» GIVEN EXERCISE
Wherever the word "tidak" appears in a line, extract that line.
══════════
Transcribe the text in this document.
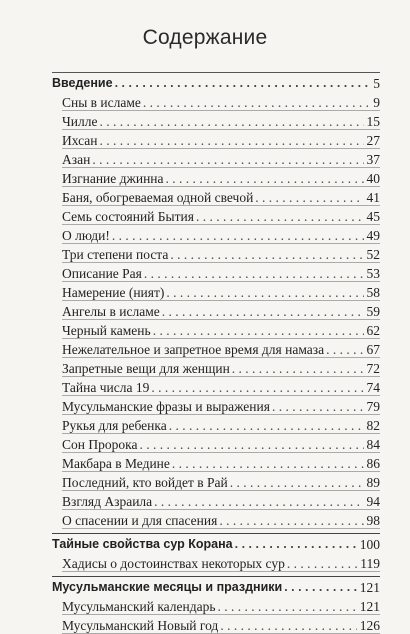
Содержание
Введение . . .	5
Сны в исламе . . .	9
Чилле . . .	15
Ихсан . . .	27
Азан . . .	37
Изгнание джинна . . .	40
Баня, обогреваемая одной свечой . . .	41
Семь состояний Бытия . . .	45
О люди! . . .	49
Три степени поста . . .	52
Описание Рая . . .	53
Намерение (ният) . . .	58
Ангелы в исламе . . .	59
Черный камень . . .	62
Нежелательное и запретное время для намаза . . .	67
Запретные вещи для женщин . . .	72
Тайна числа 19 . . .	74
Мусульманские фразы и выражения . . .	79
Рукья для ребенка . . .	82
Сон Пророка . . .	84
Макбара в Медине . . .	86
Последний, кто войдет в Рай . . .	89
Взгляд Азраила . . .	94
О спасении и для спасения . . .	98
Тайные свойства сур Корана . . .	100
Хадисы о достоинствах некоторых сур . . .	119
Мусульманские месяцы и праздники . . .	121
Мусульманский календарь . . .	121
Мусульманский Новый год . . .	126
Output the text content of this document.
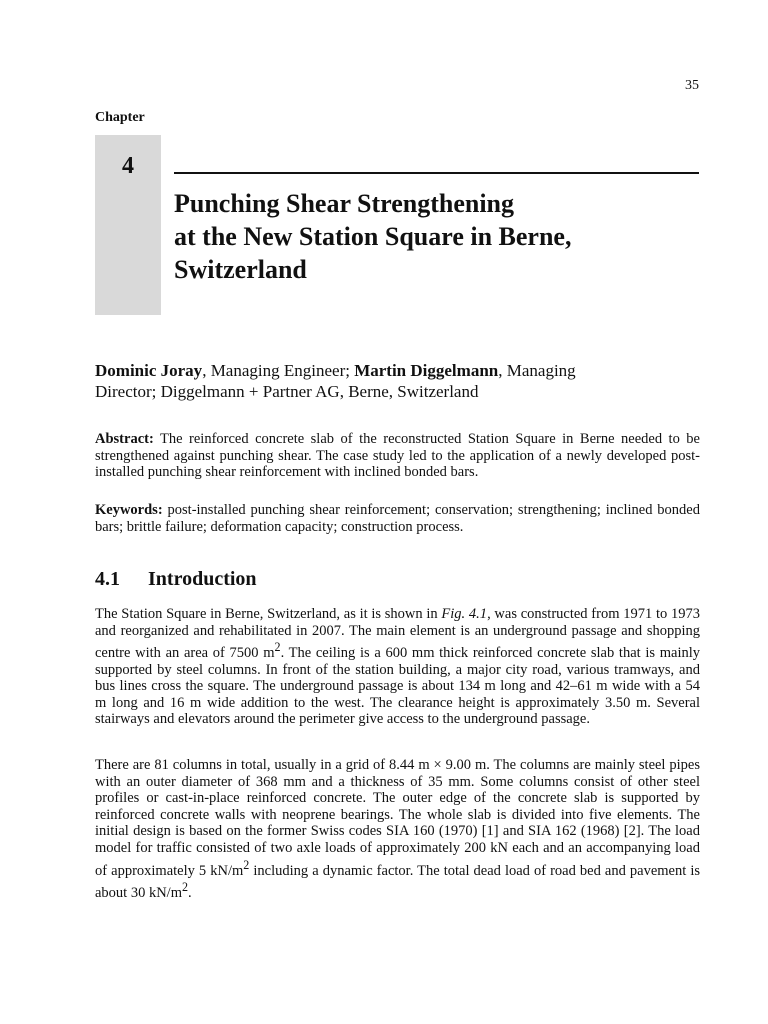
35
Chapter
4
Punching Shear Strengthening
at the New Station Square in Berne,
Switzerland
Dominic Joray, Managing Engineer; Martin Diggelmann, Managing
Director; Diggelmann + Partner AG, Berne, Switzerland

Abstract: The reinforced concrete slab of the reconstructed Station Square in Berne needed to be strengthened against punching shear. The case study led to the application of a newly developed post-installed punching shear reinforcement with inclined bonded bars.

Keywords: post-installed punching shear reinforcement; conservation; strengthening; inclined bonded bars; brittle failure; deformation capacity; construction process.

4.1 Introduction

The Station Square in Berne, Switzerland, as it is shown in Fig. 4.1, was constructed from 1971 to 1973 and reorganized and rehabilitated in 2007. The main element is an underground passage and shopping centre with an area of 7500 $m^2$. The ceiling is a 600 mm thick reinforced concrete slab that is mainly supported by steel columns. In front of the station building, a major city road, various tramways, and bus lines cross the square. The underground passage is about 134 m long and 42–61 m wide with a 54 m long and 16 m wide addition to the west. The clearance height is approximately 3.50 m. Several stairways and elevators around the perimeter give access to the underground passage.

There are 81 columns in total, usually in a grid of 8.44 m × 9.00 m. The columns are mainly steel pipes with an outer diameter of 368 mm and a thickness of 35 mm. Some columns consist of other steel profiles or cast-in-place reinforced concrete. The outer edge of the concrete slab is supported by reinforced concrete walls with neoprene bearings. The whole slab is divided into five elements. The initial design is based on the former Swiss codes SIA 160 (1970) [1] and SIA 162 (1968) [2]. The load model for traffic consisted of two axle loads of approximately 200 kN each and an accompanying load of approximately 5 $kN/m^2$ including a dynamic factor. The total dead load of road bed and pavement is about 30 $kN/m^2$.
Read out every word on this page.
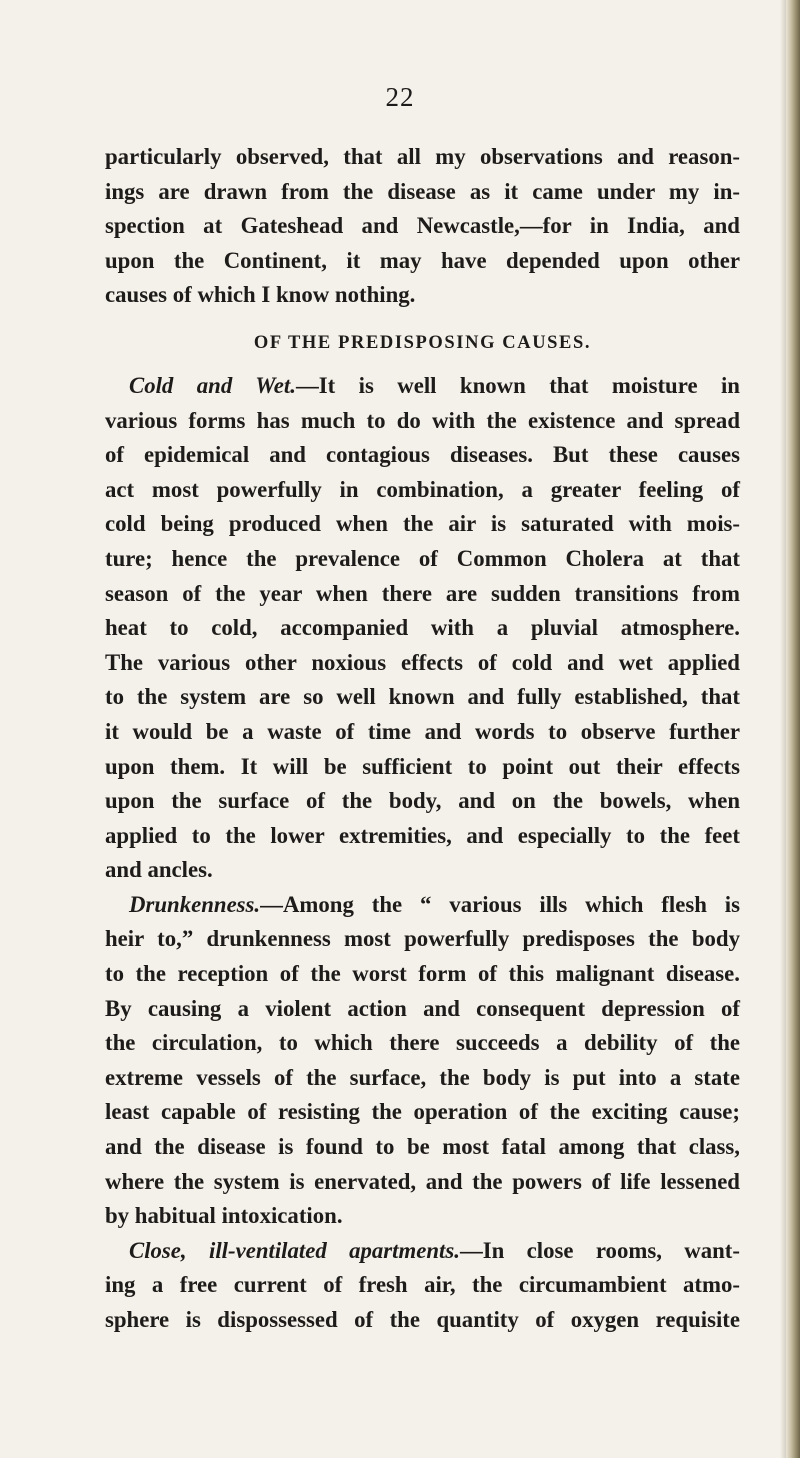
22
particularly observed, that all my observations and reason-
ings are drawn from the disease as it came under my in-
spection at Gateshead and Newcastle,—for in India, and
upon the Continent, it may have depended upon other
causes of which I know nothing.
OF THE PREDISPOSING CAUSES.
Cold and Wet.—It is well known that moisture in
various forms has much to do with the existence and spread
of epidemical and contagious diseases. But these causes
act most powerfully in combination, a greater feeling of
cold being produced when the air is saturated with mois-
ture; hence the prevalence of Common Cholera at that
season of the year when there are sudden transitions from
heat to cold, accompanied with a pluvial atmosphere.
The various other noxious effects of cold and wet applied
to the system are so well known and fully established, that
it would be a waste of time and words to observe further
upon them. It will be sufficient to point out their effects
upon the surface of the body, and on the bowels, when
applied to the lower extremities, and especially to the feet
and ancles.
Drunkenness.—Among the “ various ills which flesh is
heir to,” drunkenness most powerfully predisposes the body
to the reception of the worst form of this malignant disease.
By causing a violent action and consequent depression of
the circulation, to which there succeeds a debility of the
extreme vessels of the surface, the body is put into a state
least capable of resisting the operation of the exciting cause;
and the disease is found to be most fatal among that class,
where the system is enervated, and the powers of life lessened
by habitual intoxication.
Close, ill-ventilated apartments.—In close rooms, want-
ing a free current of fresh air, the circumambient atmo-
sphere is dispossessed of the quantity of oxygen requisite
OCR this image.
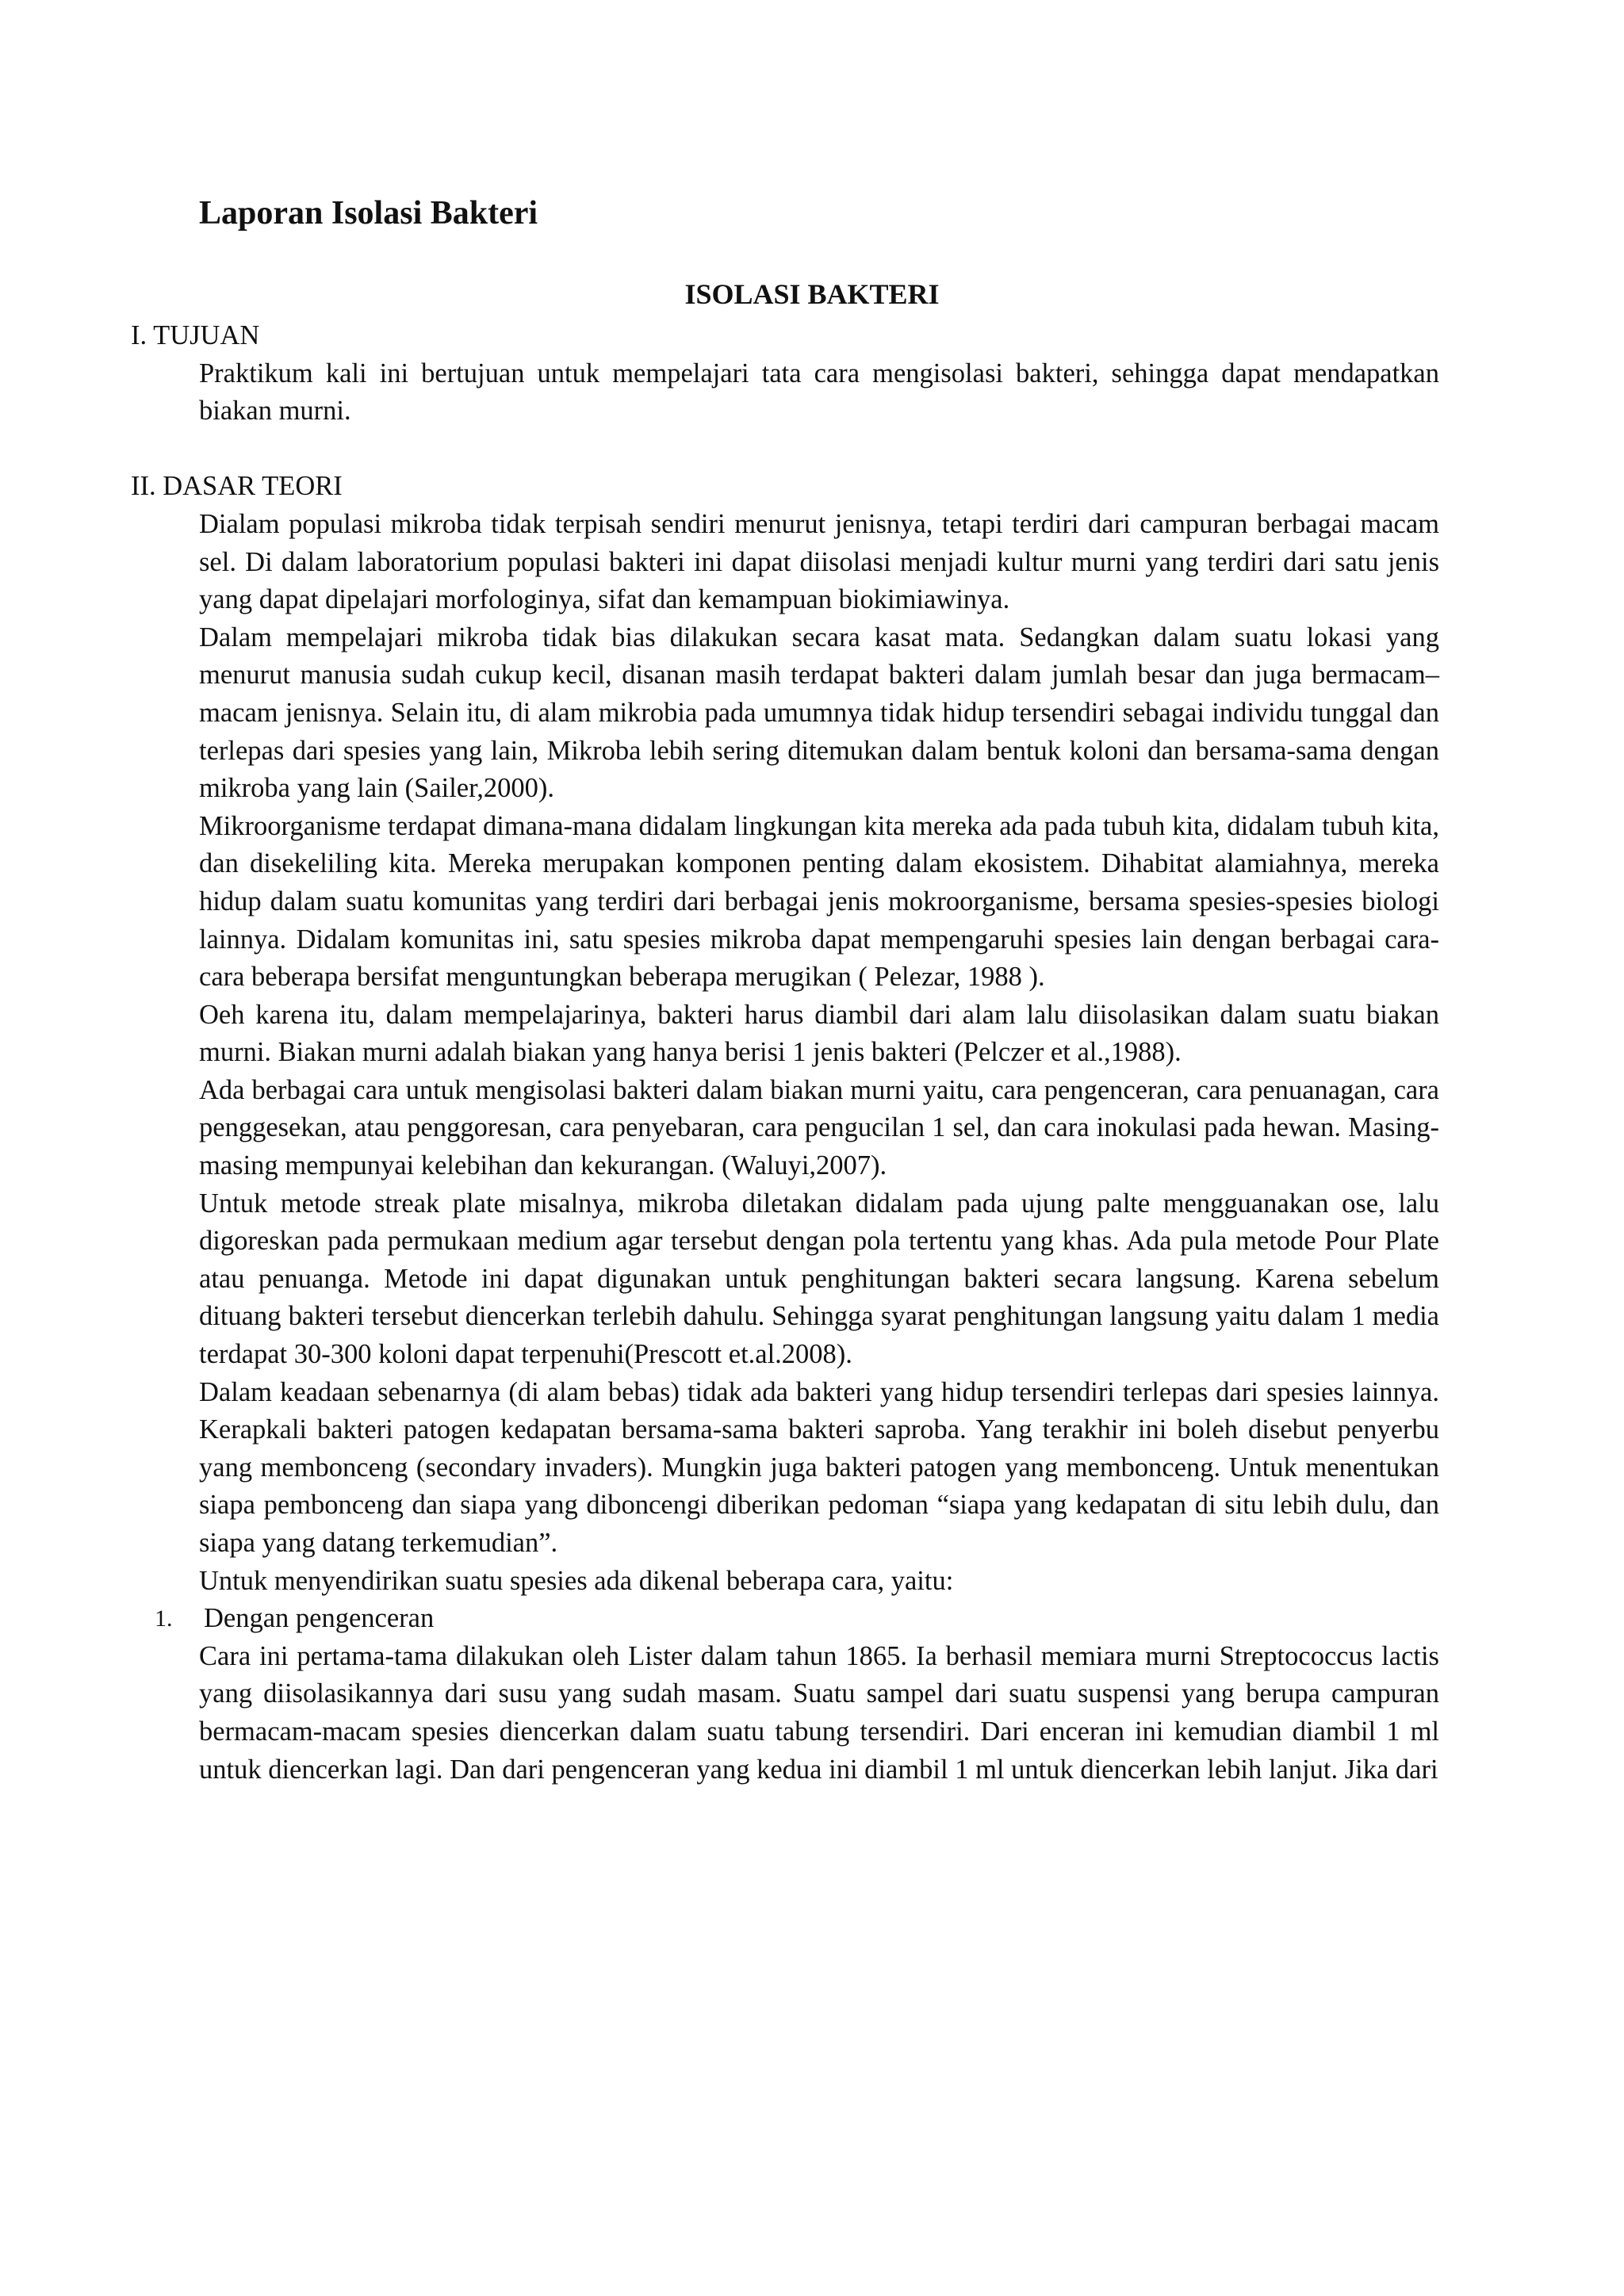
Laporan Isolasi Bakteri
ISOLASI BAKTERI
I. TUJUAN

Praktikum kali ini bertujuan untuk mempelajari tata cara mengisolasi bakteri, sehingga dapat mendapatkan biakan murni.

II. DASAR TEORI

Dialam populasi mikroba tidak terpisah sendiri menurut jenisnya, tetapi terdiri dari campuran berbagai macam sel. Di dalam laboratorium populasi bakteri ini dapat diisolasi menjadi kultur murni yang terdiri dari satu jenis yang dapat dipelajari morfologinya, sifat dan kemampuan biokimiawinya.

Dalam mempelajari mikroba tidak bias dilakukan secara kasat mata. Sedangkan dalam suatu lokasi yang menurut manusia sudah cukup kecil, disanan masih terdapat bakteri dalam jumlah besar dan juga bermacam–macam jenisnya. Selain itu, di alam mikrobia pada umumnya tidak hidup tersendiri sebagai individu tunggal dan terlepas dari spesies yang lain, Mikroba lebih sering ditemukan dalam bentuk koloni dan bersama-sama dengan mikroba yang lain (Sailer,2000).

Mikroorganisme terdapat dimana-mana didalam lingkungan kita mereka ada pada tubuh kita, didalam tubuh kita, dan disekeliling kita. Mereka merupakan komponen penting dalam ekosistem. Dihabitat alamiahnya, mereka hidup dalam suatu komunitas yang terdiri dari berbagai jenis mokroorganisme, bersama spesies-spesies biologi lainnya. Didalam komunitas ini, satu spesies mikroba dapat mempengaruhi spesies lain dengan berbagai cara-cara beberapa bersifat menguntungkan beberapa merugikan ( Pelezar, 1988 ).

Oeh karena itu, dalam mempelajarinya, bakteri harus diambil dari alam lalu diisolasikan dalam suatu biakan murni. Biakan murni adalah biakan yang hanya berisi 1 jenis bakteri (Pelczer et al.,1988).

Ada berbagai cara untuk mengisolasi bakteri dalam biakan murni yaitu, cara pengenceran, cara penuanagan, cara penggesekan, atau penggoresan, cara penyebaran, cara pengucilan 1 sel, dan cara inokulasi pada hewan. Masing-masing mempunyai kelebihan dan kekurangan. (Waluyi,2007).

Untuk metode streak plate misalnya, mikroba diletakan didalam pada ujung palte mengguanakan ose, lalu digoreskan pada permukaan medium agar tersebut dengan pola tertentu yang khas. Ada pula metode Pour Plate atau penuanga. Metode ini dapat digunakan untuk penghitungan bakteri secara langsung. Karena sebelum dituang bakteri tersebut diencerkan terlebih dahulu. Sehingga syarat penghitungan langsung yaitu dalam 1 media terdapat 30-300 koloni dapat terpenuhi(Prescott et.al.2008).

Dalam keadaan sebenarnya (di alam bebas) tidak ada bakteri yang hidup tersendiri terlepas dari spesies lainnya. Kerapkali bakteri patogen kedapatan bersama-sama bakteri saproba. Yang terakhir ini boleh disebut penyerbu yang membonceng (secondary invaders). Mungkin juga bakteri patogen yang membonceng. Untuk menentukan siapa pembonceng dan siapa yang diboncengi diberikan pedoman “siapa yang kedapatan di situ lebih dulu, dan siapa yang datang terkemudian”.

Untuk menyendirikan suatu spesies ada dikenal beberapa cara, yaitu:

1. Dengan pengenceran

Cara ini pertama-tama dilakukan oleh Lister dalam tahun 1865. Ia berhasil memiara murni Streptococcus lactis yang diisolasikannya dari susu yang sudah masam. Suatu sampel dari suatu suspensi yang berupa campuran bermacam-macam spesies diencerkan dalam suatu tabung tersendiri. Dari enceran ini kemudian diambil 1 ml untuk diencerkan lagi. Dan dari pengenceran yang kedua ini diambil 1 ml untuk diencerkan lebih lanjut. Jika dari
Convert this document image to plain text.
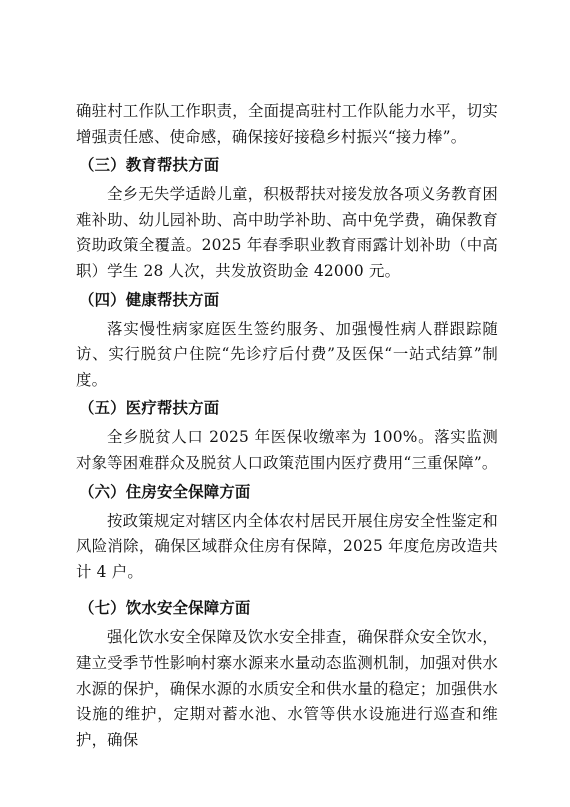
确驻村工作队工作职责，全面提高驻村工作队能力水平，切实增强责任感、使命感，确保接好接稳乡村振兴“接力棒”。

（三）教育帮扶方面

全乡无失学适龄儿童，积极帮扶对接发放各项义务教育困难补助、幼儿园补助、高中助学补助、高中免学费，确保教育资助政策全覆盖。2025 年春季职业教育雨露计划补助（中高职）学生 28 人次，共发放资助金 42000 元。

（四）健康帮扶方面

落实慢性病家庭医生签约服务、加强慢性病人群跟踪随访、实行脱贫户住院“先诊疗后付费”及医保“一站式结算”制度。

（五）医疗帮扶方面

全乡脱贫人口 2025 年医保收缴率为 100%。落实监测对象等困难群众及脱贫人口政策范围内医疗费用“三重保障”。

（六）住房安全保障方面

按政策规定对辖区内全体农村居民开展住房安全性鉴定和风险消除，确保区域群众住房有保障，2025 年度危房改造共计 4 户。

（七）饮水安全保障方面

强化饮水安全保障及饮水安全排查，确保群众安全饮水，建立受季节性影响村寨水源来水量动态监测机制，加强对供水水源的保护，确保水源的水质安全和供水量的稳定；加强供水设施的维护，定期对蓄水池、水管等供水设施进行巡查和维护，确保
══════════
» RESULT OF THE TASK
Dialam populasi mikroba tidak terpisah sendiri menurut jenisnya, tetapi terdiri dari campuran berbagai macam sel. Di dalam laboratorium populasi bakteri ini dapat diisolasi menjadi kultur murni yang terdiri dari satu jenis yang dapat dipelajari morfologinya, sifat dan kemampuan biokimiawinya.
Dalam mempelajari mikroba tidak bias dilakukan secara kasat mata. Sedangkan dalam suatu lokasi yang menurut manusia sudah cukup kecil, disanan masih terdapat bakteri dalam jumlah besar dan juga bermacam–macam jenisnya. Selain itu, di alam mikrobia pada umumnya tidak hidup tersendiri sebagai individu tunggal dan terlepas dari spesies yang lain, Mikroba lebih sering ditemukan dalam bentuk koloni dan bersama-sama dengan mikroba yang lain (Sailer,2000).
Dalam keadaan sebenarnya (di alam bebas) tidak ada bakteri yang hidup tersendiri terlepas dari spesies lainnya. Kerapkali bakteri patogen kedapatan bersama-sama bakteri saproba. Yang terakhir ini boleh disebut penyerbu yang membonceng (secondary invaders). Mungkin juga bakteri patogen yang membonceng. Untuk menentukan siapa pembonceng dan siapa yang diboncengi diberikan pedoman “siapa yang kedapatan di situ lebih dulu, dan siapa yang datang terkemudian”.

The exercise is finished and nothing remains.